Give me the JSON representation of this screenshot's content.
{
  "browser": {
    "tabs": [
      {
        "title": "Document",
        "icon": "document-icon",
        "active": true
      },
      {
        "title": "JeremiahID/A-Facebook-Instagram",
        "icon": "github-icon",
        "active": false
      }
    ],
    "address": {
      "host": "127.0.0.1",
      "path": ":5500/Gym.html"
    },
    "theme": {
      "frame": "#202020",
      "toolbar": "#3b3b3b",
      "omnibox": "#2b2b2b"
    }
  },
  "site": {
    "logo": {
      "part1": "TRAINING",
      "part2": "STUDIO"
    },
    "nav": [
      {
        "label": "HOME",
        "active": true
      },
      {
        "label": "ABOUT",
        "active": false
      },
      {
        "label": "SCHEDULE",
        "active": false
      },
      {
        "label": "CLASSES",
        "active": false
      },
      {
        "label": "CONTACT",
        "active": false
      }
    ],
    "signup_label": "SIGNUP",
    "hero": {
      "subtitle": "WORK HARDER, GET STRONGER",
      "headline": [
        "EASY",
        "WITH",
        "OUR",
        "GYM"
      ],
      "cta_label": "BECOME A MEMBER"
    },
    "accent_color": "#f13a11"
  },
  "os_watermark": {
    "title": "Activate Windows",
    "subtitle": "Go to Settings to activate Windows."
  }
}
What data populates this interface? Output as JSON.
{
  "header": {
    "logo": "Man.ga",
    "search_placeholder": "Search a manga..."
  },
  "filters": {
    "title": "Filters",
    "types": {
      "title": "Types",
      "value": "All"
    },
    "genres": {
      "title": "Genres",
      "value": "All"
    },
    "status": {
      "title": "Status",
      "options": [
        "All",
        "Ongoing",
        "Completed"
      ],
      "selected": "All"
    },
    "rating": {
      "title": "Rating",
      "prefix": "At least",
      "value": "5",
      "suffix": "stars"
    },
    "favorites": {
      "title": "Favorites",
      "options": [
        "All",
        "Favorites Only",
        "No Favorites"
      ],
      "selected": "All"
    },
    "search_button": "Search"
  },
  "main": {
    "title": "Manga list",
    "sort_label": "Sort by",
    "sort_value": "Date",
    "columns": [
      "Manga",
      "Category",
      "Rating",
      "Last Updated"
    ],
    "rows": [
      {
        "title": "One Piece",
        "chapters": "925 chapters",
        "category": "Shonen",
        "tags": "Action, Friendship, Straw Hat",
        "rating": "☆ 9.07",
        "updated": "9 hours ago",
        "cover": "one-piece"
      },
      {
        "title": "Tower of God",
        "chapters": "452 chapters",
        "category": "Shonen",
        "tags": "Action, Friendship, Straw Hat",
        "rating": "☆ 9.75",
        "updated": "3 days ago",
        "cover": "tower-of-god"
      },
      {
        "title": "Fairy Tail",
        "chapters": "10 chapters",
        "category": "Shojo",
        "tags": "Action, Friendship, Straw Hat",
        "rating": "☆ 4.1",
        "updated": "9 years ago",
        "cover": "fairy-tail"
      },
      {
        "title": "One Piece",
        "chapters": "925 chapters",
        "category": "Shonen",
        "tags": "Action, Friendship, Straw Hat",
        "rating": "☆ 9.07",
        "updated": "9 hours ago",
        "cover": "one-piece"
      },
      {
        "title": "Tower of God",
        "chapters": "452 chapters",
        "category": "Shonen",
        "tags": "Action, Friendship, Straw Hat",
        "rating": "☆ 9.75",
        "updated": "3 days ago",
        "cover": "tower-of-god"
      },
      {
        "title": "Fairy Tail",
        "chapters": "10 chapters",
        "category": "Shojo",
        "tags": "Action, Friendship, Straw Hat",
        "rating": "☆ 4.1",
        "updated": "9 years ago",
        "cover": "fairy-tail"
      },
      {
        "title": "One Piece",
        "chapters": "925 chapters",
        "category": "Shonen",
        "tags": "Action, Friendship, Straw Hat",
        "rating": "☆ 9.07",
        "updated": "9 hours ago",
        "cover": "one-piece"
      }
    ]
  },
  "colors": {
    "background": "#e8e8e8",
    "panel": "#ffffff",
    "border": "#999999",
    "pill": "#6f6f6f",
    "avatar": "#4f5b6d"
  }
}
•••••
** GIVEN INSTRUCTION **
Using the material above, print every entry exactly as written.

** RESPONSE TO THE EXERCISE **
Give me the JSON representation of this screenshot's content.
{
  "browser": {
    "tabs": [
      {
        "title": "Document",
        "icon": "document-icon",
        "active": true
      },
      {
        "title": "JeremiahID/A-Facebook-Instagram",
        "icon": "github-icon",
        "active": false
      }
    ],
    "address": {
      "host": "127.0.0.1",
      "path": ":5500/Gym.html"
    },
    "theme": {
      "frame": "#202020",
      "toolbar": "#3b3b3b",
      "omnibox": "#2b2b2b"
    }
  },
  "site": {
    "logo": {
      "part1": "TRAINING",
      "part2": "STUDIO"
    },
    "nav": [
      {
        "label": "HOME",
        "active": true
      },
      {
        "label": "ABOUT",
        "active": false
      },
      {
        "label": "SCHEDULE",
        "active": false
      },
      {
        "label": "CLASSES",
        "active": false
      },
      {
        "label": "CONTACT",
        "active": false
      }
    ],
    "signup_label": "SIGNUP",
    "hero": {
      "subtitle": "WORK HARDER, GET STRONGER",
      "headline": [
        "EASY",
        "WITH",
        "OUR",
        "GYM"
      ],
      "cta_label": "BECOME A MEMBER"
    },
    "accent_color": "#f13a11"
  },
  "os_watermark": {
    "title": "Activate Windows",
    "subtitle": "Go to Settings to activate Windows."
  }
}
What data populates this interface? Output as JSON.
{
  "header": {
    "logo": "Man.ga",
    "search_placeholder": "Search a manga..."
  },
  "filters": {
    "title": "Filters",
    "types": {
      "title": "Types",
      "value": "All"
    },
    "genres": {
      "title": "Genres",
      "value": "All"
    },
    "status": {
      "title": "Status",
      "options": [
        "All",
        "Ongoing",
        "Completed"
      ],
      "selected": "All"
    },
    "rating": {
      "title": "Rating",
      "prefix": "At least",
      "value": "5",
      "suffix": "stars"
    },
    "favorites": {
      "title": "Favorites",
      "options": [
        "All",
        "Favorites Only",
        "No Favorites"
      ],
      "selected": "All"
    },
    "search_button": "Search"
  },
  "main": {
    "title": "Manga list",
    "sort_label": "Sort by",
    "sort_value": "Date",
    "columns": [
      "Manga",
      "Category",
      "Rating",
      "Last Updated"
    ],
    "rows": [
      {
        "title": "One Piece",
        "chapters": "925 chapters",
        "category": "Shonen",
        "tags": "Action, Friendship, Straw Hat",
        "rating": "☆ 9.07",
        "updated": "9 hours ago",
        "cover": "one-piece"
      },
      {
        "title": "Tower of God",
        "chapters": "452 chapters",
        "category": "Shonen",
        "tags": "Action, Friendship, Straw Hat",
        "rating": "☆ 9.75",
        "updated": "3 days ago",
        "cover": "tower-of-god"
      },
      {
        "title": "Fairy Tail",
        "chapters": "10 chapters",
        "category": "Shojo",
        "tags": "Action, Friendship, Straw Hat",
        "rating": "☆ 4.1",
        "updated": "9 years ago",
        "cover": "fairy-tail"
      },
      {
        "title": "One Piece",
        "chapters": "925 chapters",
        "category": "Shonen",
        "tags": "Action, Friendship, Straw Hat",
        "rating": "☆ 9.07",
        "updated": "9 hours ago",
        "cover": "one-piece"
      },
      {
        "title": "Tower of God",
        "chapters": "452 chapters",
        "category": "Shonen",
        "tags": "Action, Friendship, Straw Hat",
        "rating": "☆ 9.75",
        "updated": "3 days ago",
        "cover": "tower-of-god"
      },
      {
        "title": "Fairy Tail",
        "chapters": "10 chapters",
        "category": "Shojo",
        "tags": "Action, Friendship, Straw Hat",
        "rating": "☆ 4.1",
        "updated": "9 years ago",
        "cover": "fairy-tail"
      },
      {
        "title": "One Piece",
        "chapters": "925 chapters",
        "category": "Shonen",
        "tags": "Action, Friendship, Straw Hat",
        "rating": "☆ 9.07",
        "updated": "9 hours ago",
        "cover": "one-piece"
      }
    ]
  },
  "colors": {
    "background": "#e8e8e8",
    "panel": "#ffffff",
    "border": "#999999",
    "pill": "#6f6f6f",
    "avatar": "#4f5b6d"
  }
}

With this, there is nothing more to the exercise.